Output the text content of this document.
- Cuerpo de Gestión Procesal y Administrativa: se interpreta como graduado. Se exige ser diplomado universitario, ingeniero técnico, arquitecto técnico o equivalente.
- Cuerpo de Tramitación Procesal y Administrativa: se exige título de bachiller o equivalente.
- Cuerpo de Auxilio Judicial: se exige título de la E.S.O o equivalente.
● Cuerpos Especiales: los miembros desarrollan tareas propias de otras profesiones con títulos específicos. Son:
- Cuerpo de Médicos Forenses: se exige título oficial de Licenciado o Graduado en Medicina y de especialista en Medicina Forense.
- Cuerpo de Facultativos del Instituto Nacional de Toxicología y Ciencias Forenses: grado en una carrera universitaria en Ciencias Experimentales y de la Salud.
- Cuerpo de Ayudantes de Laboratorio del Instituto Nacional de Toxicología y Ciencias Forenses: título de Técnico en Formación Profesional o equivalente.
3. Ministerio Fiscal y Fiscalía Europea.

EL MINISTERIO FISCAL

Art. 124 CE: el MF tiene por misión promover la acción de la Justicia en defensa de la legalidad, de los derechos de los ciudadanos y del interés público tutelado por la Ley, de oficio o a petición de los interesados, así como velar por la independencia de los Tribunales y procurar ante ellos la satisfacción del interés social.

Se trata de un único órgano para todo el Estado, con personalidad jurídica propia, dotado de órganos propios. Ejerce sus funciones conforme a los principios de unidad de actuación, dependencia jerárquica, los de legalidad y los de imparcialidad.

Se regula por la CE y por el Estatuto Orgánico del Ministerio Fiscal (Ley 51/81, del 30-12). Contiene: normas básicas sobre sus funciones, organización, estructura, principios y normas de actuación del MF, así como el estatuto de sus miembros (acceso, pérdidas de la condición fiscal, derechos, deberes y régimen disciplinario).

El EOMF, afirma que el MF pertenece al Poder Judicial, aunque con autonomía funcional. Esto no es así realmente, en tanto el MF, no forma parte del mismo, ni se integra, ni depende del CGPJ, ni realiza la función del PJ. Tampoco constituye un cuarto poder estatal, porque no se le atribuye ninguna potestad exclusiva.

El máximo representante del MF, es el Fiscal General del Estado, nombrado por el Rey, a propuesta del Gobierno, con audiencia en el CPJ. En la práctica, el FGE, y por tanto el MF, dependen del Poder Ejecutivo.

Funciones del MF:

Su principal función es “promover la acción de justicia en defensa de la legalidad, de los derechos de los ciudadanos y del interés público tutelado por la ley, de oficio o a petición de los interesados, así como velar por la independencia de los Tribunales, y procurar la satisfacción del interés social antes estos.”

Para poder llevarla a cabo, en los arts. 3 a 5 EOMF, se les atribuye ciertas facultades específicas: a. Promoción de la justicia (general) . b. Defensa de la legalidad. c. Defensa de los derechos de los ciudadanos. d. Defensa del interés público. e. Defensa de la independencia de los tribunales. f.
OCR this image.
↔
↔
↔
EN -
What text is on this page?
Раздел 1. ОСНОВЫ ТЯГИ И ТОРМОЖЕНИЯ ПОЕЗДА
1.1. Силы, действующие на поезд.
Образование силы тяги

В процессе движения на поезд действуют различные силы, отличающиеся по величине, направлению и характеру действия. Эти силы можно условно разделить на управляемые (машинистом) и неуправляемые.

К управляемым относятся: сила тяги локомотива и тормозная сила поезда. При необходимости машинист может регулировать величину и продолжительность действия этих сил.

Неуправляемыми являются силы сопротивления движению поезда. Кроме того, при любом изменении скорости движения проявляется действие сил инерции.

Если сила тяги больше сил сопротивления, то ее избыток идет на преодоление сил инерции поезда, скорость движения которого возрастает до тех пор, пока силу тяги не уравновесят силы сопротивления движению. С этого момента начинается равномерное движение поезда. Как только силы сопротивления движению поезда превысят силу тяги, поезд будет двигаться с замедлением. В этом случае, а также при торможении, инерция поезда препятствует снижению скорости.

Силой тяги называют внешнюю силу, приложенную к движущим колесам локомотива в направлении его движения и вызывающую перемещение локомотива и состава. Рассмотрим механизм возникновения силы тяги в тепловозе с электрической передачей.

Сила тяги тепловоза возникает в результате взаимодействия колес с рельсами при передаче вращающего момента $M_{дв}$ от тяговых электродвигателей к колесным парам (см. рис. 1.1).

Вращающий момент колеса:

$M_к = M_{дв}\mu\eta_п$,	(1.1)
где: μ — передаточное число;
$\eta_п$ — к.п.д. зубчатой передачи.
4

------------------------

Exercise goal
Transcribe every entry exactly.

Solved exercise
Output the text content of this document.
- Cuerpo de Gestión Procesal y Administrativa: se interpreta como graduado. Se exige ser diplomado universitario, ingeniero técnico, arquitecto técnico o equivalente.
- Cuerpo de Tramitación Procesal y Administrativa: se exige título de bachiller o equivalente.
- Cuerpo de Auxilio Judicial: se exige título de la E.S.O o equivalente.
● Cuerpos Especiales: los miembros desarrollan tareas propias de otras profesiones con títulos específicos. Son:
- Cuerpo de Médicos Forenses: se exige título oficial de Licenciado o Graduado en Medicina y de especialista en Medicina Forense.
- Cuerpo de Facultativos del Instituto Nacional de Toxicología y Ciencias Forenses: grado en una carrera universitaria en Ciencias Experimentales y de la Salud.
- Cuerpo de Ayudantes de Laboratorio del Instituto Nacional de Toxicología y Ciencias Forenses: título de Técnico en Formación Profesional o equivalente.
3. Ministerio Fiscal y Fiscalía Europea.

EL MINISTERIO FISCAL

Art. 124 CE: el MF tiene por misión promover la acción de la Justicia en defensa de la legalidad, de los derechos de los ciudadanos y del interés público tutelado por la Ley, de oficio o a petición de los interesados, así como velar por la independencia de los Tribunales y procurar ante ellos la satisfacción del interés social.

Se trata de un único órgano para todo el Estado, con personalidad jurídica propia, dotado de órganos propios. Ejerce sus funciones conforme a los principios de unidad de actuación, dependencia jerárquica, los de legalidad y los de imparcialidad.

Se regula por la CE y por el Estatuto Orgánico del Ministerio Fiscal (Ley 51/81, del 30-12). Contiene: normas básicas sobre sus funciones, organización, estructura, principios y normas de actuación del MF, así como el estatuto de sus miembros (acceso, pérdidas de la condición fiscal, derechos, deberes y régimen disciplinario).

El EOMF, afirma que el MF pertenece al Poder Judicial, aunque con autonomía funcional. Esto no es así realmente, en tanto el MF, no forma parte del mismo, ni se integra, ni depende del CGPJ, ni realiza la función del PJ. Tampoco constituye un cuarto poder estatal, porque no se le atribuye ninguna potestad exclusiva.

El máximo representante del MF, es el Fiscal General del Estado, nombrado por el Rey, a propuesta del Gobierno, con audiencia en el CPJ. En la práctica, el FGE, y por tanto el MF, dependen del Poder Ejecutivo.

Funciones del MF:

Su principal función es “promover la acción de justicia en defensa de la legalidad, de los derechos de los ciudadanos y del interés público tutelado por la ley, de oficio o a petición de los interesados, así como velar por la independencia de los Tribunales, y procurar la satisfacción del interés social antes estos.”

Para poder llevarla a cabo, en los arts. 3 a 5 EOMF, se les atribuye ciertas facultades específicas: a. Promoción de la justicia (general) . b. Defensa de la legalidad. c. Defensa de los derechos de los ciudadanos. d. Defensa del interés público. e. Defensa de la independencia de los tribunales. f.
OCR this image.
↔
↔
↔
EN -
What text is on this page?
Раздел 1. ОСНОВЫ ТЯГИ И ТОРМОЖЕНИЯ ПОЕЗДА
1.1. Силы, действующие на поезд.
Образование силы тяги

В процессе движения на поезд действуют различные силы, отличающиеся по величине, направлению и характеру действия. Эти силы можно условно разделить на управляемые (машинистом) и неуправляемые.

К управляемым относятся: сила тяги локомотива и тормозная сила поезда. При необходимости машинист может регулировать величину и продолжительность действия этих сил.

Неуправляемыми являются силы сопротивления движению поезда. Кроме того, при любом изменении скорости движения проявляется действие сил инерции.

Если сила тяги больше сил сопротивления, то ее избыток идет на преодоление сил инерции поезда, скорость движения которого возрастает до тех пор, пока силу тяги не уравновесят силы сопротивления движению. С этого момента начинается равномерное движение поезда. Как только силы сопротивления движению поезда превысят силу тяги, поезд будет двигаться с замедлением. В этом случае, а также при торможении, инерция поезда препятствует снижению скорости.

Силой тяги называют внешнюю силу, приложенную к движущим колесам локомотива в направлении его движения и вызывающую перемещение локомотива и состава. Рассмотрим механизм возникновения силы тяги в тепловозе с электрической передачей.

Сила тяги тепловоза возникает в результате взаимодействия колес с рельсами при передаче вращающего момента $M_{дв}$ от тяговых электродвигателей к колесным парам (см. рис. 1.1).

Вращающий момент колеса:

$M_к = M_{дв}\mu\eta_п$,	(1.1)
где: μ — передаточное число;
$\eta_п$ — к.п.д. зубчатой передачи.
4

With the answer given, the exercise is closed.